#### GIVEN EXERCISE
Would you pull out every line of the material that contains the string "微信开发者工具"?

#### RECORDS FOR PROCESSING
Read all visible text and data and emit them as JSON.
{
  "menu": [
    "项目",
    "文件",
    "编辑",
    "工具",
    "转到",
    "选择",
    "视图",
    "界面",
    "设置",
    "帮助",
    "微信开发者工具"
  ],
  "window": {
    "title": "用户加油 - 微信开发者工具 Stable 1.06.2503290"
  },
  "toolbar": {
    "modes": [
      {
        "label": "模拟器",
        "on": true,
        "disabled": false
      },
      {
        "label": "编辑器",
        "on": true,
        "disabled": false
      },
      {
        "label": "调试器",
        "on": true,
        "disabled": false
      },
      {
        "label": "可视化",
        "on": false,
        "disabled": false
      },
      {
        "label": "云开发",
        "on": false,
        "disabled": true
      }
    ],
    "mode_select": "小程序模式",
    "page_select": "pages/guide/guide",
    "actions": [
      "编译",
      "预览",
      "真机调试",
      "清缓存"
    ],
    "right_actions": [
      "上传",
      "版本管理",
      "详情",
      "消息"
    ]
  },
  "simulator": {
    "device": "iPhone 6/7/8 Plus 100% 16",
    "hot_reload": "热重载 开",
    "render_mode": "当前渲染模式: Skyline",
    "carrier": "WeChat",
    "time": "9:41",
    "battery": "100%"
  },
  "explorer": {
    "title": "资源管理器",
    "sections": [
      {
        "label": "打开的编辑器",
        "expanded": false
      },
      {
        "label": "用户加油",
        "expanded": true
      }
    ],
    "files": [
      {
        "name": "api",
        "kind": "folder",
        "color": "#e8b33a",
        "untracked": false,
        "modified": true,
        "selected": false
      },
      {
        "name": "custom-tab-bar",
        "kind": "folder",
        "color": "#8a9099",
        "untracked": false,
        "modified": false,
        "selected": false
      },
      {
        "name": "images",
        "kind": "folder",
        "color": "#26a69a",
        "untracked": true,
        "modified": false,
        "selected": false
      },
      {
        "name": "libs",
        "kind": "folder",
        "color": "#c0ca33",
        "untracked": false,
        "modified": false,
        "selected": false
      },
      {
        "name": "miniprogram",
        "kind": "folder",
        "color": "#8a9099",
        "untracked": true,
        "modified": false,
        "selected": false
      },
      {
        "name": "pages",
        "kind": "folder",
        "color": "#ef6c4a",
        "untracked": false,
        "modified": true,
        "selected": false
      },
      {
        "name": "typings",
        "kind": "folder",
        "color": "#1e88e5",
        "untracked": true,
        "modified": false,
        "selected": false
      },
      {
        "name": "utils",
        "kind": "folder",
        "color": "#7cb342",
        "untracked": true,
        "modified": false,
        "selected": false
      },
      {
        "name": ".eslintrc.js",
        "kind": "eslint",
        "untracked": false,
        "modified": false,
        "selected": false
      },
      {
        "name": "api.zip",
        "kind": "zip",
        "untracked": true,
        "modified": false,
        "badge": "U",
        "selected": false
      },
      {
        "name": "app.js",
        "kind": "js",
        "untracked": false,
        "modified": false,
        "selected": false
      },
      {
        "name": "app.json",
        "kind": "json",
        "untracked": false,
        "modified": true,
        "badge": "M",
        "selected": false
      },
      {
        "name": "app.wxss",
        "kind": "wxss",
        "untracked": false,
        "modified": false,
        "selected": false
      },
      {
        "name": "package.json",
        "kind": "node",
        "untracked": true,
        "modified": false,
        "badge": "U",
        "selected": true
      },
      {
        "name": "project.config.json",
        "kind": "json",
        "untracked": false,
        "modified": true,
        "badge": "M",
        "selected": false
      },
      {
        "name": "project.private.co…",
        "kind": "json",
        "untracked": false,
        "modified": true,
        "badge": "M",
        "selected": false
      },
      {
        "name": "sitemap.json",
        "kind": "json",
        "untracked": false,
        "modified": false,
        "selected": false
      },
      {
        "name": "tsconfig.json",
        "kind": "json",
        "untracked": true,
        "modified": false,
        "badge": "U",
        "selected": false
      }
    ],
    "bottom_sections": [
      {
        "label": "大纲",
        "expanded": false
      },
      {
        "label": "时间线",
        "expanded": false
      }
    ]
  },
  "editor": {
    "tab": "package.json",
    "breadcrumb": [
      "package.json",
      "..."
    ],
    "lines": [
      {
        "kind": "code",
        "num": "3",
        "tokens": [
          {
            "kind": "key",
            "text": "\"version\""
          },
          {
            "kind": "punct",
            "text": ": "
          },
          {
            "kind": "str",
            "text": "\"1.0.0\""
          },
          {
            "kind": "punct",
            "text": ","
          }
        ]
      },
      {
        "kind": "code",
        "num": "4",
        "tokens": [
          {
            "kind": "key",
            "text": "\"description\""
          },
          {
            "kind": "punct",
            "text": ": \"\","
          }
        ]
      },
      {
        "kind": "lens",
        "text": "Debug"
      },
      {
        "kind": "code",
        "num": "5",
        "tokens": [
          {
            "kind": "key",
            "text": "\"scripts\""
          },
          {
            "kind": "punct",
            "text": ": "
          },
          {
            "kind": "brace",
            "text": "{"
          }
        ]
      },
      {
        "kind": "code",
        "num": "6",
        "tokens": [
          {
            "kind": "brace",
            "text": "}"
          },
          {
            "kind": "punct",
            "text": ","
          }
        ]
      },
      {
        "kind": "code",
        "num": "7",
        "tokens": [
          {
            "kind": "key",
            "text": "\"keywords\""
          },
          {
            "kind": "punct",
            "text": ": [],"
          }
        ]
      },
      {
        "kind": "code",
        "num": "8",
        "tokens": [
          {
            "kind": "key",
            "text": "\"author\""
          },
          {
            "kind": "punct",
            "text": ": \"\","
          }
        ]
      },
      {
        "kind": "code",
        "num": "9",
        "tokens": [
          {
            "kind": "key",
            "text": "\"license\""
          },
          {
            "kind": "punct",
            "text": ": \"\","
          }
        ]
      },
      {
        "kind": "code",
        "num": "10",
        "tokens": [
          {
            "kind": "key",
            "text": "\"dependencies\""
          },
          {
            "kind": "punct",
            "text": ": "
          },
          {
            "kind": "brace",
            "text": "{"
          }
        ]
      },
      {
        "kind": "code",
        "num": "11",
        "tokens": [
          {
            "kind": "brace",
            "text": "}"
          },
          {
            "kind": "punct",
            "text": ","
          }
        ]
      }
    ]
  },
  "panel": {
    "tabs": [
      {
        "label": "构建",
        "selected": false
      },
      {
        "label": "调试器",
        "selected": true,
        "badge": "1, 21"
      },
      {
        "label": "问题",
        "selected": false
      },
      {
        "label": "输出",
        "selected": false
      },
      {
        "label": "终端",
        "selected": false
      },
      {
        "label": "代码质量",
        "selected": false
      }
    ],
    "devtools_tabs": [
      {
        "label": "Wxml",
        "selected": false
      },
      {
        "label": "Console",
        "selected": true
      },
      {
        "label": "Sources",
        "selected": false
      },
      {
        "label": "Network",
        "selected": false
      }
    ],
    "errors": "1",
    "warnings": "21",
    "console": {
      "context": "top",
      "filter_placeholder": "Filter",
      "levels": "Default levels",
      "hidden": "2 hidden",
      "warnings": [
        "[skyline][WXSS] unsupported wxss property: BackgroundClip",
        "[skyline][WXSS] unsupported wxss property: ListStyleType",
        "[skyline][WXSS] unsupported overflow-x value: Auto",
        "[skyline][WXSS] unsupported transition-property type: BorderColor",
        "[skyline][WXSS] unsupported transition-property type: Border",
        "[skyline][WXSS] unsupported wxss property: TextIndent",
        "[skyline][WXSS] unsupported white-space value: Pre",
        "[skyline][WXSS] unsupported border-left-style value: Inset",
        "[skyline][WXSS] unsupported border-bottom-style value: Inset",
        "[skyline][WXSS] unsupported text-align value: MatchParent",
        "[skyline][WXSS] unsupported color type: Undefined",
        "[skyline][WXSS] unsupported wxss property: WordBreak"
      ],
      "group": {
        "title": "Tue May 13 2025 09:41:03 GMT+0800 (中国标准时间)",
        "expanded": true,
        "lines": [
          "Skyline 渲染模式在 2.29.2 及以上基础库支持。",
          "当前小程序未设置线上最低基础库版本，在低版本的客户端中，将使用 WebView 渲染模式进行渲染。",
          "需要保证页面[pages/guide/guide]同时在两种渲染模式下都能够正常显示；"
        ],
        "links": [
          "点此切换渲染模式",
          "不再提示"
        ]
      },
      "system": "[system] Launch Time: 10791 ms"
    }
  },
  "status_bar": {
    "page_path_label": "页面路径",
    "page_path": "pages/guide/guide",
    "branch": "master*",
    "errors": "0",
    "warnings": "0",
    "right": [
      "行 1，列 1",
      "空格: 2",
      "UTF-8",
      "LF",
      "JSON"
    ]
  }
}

#### EXERCISE RESPONSE
    "微信开发者工具"
    "title": "用户加油 - 微信开发者工具 Stable 1.06.2503290"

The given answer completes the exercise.